WHAT IS BEING ASKED:
Go through the lines below. Copy those with "político".

SUPPLIED RECORDS:
-=-=-=-=-

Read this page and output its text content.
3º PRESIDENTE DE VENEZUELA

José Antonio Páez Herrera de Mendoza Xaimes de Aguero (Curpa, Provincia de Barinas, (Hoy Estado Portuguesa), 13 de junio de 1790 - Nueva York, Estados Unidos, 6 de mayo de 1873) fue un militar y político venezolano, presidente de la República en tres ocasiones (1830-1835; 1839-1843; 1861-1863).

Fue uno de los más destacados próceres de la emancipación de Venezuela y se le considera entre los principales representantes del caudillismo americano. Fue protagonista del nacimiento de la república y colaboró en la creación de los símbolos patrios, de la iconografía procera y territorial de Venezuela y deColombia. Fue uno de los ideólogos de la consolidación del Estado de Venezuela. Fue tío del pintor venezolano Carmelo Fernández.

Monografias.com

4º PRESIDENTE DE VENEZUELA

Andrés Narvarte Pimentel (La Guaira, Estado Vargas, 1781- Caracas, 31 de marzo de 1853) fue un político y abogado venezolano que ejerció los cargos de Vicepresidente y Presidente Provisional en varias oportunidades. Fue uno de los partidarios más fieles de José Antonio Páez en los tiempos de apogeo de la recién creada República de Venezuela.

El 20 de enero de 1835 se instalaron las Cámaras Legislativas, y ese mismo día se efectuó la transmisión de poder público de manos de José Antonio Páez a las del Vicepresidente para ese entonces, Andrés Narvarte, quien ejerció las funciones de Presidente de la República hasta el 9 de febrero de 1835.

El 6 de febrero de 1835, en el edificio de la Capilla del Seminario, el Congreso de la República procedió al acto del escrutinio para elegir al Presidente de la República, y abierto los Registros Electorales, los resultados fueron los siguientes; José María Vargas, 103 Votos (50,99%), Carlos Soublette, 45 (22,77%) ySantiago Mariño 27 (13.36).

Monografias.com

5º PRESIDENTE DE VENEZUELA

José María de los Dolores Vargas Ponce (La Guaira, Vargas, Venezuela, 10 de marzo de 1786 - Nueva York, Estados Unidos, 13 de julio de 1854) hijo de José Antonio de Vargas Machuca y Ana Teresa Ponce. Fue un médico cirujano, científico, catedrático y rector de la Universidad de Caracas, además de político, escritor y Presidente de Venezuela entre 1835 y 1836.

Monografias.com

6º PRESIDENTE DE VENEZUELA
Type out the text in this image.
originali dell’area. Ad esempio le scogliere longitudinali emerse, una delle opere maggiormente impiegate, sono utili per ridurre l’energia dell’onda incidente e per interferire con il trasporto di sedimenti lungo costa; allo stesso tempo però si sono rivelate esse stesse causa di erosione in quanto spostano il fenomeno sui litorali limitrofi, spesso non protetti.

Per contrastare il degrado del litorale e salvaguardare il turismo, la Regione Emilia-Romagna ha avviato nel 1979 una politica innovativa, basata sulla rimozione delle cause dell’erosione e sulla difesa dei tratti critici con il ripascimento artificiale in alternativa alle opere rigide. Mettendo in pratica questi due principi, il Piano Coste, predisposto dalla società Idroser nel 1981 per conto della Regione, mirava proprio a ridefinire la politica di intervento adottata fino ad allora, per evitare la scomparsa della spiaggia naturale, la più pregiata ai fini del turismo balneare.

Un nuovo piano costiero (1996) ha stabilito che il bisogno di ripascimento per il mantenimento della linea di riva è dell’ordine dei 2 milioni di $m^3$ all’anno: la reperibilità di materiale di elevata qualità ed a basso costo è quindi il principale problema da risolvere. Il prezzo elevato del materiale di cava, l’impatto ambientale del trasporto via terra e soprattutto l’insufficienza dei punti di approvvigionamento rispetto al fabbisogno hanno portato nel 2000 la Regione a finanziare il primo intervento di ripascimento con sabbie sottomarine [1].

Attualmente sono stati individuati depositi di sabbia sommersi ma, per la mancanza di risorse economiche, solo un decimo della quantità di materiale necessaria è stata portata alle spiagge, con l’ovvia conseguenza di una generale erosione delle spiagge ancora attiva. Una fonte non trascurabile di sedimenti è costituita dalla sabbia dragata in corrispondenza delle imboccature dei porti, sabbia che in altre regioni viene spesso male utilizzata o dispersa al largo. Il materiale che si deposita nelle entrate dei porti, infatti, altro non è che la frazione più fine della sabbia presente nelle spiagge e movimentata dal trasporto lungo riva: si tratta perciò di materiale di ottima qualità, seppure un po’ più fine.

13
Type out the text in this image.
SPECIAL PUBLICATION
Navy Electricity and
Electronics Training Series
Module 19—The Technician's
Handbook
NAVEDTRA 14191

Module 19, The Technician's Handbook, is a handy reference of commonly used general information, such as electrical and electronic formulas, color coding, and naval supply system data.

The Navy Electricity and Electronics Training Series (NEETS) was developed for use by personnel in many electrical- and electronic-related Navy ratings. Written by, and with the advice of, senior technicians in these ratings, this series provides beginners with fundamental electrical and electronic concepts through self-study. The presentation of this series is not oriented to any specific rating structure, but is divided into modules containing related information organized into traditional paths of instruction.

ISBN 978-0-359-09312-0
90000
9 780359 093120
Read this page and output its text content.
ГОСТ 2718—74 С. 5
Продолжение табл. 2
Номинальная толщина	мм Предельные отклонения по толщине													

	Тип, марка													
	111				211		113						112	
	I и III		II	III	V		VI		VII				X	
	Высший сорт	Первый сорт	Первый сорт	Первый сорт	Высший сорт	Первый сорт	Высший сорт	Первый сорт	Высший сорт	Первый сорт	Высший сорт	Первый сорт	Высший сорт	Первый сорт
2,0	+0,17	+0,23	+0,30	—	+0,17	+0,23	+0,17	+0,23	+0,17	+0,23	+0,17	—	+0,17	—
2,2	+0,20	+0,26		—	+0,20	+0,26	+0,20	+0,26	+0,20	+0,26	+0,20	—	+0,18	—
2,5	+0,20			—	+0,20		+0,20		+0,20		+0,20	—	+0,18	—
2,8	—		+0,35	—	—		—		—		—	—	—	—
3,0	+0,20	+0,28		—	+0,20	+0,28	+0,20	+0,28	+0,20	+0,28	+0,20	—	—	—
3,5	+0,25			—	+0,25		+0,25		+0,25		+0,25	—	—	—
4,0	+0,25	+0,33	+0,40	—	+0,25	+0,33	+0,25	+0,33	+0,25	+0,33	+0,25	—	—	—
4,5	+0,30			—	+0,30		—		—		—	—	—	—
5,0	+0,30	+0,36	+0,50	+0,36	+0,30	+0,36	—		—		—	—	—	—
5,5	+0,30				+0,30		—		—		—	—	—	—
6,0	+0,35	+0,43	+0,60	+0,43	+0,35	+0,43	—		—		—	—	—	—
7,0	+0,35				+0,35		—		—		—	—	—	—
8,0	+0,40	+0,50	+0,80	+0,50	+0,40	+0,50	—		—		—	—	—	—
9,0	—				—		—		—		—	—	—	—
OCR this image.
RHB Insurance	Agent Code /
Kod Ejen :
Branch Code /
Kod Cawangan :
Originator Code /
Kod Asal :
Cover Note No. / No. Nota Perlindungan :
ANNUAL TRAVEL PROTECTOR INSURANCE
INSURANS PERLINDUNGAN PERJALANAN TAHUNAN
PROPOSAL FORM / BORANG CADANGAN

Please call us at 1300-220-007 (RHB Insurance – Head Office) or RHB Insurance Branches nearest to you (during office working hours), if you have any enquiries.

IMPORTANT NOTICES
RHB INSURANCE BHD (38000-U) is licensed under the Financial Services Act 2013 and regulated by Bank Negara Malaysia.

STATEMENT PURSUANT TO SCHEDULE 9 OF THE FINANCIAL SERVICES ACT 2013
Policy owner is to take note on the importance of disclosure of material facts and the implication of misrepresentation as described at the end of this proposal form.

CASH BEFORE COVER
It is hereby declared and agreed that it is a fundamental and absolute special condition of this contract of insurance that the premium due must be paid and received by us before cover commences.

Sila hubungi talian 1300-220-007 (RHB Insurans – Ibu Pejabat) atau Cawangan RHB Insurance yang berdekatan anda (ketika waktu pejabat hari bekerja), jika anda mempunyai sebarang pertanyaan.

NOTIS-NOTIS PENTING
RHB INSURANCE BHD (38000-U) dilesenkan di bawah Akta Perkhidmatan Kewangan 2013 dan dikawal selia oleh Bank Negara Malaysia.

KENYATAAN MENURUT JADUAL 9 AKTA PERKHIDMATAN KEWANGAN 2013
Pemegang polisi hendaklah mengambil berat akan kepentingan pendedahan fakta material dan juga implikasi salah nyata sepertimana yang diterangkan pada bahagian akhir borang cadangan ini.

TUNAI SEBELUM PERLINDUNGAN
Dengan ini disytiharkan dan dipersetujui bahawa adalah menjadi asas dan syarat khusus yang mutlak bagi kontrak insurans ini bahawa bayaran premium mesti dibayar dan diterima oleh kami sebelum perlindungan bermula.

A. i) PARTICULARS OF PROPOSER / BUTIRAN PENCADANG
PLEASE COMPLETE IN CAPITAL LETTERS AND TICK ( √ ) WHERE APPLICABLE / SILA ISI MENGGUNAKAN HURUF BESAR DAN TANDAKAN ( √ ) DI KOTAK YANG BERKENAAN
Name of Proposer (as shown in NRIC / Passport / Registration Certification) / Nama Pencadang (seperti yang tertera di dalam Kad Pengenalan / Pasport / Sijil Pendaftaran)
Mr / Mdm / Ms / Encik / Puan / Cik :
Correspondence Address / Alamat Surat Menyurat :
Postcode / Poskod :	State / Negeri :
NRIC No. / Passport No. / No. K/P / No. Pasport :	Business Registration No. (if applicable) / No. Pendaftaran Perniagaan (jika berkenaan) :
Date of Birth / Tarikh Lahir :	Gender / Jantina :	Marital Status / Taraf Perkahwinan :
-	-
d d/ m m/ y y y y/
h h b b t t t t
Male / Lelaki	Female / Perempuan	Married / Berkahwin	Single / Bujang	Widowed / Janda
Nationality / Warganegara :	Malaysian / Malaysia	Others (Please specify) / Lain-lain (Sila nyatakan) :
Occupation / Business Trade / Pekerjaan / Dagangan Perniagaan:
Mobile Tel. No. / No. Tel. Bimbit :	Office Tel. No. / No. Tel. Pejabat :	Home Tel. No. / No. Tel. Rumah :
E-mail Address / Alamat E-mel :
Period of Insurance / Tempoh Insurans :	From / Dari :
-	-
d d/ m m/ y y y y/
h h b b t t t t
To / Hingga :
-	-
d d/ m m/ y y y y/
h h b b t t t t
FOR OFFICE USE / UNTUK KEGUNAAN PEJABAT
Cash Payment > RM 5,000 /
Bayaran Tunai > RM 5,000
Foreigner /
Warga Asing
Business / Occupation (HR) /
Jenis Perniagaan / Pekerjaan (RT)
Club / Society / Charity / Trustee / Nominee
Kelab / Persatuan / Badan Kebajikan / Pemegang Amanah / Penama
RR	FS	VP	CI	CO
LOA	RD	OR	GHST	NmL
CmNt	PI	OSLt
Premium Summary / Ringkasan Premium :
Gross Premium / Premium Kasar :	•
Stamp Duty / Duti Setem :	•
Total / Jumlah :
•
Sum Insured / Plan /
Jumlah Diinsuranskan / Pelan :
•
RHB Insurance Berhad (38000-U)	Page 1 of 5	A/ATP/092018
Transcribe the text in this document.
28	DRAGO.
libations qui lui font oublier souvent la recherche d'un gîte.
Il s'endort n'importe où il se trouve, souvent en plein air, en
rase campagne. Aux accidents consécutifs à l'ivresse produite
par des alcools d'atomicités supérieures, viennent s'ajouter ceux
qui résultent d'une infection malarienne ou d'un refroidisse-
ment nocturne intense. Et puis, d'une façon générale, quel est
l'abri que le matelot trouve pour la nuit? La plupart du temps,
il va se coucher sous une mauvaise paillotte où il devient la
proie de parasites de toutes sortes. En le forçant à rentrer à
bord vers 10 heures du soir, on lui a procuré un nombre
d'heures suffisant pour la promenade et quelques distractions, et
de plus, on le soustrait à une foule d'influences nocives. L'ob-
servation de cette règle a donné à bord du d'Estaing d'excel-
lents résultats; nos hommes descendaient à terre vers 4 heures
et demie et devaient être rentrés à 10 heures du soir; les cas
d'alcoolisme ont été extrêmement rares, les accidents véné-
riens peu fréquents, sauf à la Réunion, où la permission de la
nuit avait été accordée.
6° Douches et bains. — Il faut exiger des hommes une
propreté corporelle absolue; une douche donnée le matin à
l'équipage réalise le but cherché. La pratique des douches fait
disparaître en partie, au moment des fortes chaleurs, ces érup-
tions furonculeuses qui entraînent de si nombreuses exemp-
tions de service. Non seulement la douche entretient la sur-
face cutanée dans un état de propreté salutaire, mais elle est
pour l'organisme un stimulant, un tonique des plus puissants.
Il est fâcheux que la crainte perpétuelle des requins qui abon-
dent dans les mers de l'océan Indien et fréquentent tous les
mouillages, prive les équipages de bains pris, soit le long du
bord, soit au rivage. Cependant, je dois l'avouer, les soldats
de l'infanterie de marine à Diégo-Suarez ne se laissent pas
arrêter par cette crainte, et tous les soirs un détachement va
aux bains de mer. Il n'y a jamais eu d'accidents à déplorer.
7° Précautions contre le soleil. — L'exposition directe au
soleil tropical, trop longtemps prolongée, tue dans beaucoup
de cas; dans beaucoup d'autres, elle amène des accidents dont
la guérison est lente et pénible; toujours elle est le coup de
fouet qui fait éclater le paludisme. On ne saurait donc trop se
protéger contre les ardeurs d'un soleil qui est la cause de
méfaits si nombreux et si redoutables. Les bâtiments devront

-=-=-=-=-

EXERCISE ANSWER:
José Antonio Páez Herrera de Mendoza Xaimes de Aguero (Curpa, Provincia de Barinas, (Hoy Estado Portuguesa), 13 de junio de 1790 - Nueva York, Estados Unidos, 6 de mayo de 1873) fue un militar y político venezolano, presidente de la República en tres ocasiones (1830-1835; 1839-1843; 1861-1863).
Andrés Narvarte Pimentel (La Guaira, Estado Vargas, 1781- Caracas, 31 de marzo de 1853) fue un político y abogado venezolano que ejerció los cargos de Vicepresidente y Presidente Provisional en varias oportunidades. Fue uno de los partidarios más fieles de José Antonio Páez en los tiempos de apogeo de la recién creada República de Venezuela.
José María de los Dolores Vargas Ponce (La Guaira, Vargas, Venezuela, 10 de marzo de 1786 - Nueva York, Estados Unidos, 13 de julio de 1854) hijo de José Antonio de Vargas Machuca y Ana Teresa Ponce. Fue un médico cirujano, científico, catedrático y rector de la Universidad de Caracas, además de político, escritor y Presidente de Venezuela entre 1835 y 1836.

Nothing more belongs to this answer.